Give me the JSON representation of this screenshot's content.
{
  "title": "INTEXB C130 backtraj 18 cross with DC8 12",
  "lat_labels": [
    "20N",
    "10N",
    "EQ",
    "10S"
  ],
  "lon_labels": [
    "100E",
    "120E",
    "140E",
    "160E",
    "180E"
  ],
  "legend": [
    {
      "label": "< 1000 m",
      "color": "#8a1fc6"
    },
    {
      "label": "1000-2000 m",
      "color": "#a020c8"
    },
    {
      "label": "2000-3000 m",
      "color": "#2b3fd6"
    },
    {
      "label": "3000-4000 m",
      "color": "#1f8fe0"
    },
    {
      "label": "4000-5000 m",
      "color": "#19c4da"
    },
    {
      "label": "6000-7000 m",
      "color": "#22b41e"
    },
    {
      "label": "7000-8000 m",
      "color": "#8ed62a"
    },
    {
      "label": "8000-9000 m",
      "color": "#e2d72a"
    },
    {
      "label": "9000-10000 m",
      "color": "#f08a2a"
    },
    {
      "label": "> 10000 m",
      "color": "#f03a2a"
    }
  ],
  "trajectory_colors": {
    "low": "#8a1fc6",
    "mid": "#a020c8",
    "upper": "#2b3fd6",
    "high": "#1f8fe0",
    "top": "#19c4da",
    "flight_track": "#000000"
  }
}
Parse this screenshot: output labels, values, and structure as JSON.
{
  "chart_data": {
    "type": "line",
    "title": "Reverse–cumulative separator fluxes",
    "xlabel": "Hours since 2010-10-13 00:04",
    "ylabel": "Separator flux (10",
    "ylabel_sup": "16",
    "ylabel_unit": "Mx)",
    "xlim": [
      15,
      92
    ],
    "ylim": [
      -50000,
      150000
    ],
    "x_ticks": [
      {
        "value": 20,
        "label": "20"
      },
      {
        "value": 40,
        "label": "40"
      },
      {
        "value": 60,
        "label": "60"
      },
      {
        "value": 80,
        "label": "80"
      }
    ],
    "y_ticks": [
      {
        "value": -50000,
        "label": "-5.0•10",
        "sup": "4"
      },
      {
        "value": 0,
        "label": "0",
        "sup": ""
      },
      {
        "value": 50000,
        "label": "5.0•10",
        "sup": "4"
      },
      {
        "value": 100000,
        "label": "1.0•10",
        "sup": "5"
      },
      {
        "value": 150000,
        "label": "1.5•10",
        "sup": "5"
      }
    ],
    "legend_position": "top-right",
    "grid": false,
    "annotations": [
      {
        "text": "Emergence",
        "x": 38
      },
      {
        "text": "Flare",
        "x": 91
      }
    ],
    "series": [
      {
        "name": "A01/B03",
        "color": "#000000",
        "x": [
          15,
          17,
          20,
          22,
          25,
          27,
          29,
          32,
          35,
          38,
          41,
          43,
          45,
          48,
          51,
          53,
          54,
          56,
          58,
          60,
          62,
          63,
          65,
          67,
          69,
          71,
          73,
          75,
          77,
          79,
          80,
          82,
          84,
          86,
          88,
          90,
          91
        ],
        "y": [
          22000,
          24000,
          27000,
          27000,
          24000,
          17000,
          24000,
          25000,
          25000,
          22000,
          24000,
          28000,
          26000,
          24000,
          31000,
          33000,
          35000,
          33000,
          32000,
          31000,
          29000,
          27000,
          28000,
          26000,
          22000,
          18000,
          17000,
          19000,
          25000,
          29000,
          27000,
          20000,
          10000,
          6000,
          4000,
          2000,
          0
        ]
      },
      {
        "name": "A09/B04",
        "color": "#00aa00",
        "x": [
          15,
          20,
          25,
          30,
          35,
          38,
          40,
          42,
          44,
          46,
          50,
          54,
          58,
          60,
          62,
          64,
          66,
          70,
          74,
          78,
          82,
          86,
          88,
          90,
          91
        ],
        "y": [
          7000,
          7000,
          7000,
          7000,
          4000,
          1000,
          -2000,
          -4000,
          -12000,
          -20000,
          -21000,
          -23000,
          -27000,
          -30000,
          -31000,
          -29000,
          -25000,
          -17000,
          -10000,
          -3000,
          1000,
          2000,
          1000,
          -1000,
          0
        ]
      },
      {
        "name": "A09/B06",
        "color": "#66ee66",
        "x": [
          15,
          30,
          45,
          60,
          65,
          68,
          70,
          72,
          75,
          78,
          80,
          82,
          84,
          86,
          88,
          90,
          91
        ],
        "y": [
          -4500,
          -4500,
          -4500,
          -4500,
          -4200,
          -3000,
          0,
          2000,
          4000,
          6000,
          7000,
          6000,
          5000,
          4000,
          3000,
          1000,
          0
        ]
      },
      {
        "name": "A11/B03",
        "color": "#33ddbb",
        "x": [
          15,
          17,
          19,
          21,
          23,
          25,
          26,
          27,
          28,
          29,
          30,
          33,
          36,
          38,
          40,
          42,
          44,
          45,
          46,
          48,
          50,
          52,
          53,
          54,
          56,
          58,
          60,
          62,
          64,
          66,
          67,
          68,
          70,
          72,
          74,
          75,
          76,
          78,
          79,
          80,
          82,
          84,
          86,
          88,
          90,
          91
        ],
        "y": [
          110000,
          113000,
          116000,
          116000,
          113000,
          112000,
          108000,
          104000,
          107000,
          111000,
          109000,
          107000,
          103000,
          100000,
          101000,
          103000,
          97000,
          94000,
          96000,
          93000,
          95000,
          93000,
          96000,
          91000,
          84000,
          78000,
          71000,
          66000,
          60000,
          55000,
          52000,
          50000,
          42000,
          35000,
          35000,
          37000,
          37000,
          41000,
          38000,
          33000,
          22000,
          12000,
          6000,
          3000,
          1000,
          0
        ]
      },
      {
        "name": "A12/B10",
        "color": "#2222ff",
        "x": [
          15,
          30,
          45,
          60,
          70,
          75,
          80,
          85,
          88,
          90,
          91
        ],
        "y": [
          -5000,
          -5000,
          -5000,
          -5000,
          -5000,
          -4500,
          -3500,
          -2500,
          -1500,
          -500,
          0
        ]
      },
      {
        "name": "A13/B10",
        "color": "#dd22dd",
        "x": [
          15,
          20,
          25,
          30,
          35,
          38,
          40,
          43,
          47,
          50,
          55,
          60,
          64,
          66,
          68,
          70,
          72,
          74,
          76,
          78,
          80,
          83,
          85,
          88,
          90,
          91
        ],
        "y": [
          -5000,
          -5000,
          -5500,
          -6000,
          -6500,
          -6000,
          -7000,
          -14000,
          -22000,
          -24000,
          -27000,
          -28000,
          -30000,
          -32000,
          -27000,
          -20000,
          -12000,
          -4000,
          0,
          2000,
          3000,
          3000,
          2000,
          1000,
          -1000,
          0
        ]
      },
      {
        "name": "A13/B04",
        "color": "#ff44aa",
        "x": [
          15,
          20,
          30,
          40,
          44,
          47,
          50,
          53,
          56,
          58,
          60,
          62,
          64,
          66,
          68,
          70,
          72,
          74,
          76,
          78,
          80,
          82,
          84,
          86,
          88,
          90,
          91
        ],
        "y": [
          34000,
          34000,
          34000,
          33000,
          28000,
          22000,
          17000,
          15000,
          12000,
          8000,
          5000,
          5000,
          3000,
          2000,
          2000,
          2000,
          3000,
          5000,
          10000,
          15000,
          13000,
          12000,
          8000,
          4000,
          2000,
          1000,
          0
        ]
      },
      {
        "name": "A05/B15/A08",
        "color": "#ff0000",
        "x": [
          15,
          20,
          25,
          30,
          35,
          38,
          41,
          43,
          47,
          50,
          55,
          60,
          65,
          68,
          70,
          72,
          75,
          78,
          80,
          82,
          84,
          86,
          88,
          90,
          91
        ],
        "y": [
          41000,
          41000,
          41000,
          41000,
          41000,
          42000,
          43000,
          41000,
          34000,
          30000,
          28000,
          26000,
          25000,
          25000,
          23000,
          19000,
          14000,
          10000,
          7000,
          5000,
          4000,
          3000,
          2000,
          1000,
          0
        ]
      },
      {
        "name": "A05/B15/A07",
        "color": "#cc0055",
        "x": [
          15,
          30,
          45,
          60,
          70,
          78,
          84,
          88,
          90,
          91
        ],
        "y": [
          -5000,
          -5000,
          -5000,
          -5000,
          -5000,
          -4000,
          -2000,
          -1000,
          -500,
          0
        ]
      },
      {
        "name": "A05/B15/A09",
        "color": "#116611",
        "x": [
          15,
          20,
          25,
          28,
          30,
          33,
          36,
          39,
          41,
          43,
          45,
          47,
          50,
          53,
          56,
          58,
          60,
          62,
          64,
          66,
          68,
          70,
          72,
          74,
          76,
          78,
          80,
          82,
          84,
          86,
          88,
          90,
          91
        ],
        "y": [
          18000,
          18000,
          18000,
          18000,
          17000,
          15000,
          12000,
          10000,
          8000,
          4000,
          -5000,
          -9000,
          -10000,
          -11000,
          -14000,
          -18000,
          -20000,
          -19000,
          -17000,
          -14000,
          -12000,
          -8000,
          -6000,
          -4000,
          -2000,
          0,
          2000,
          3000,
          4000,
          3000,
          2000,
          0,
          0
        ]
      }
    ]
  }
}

→ Task instructions
Go through the entries and return each line where the word "screenshot" appears.

→ Solution for this exercise
Give me the JSON representation of this screenshot's content.
Parse this screenshot: output labels, values, and structure as JSON.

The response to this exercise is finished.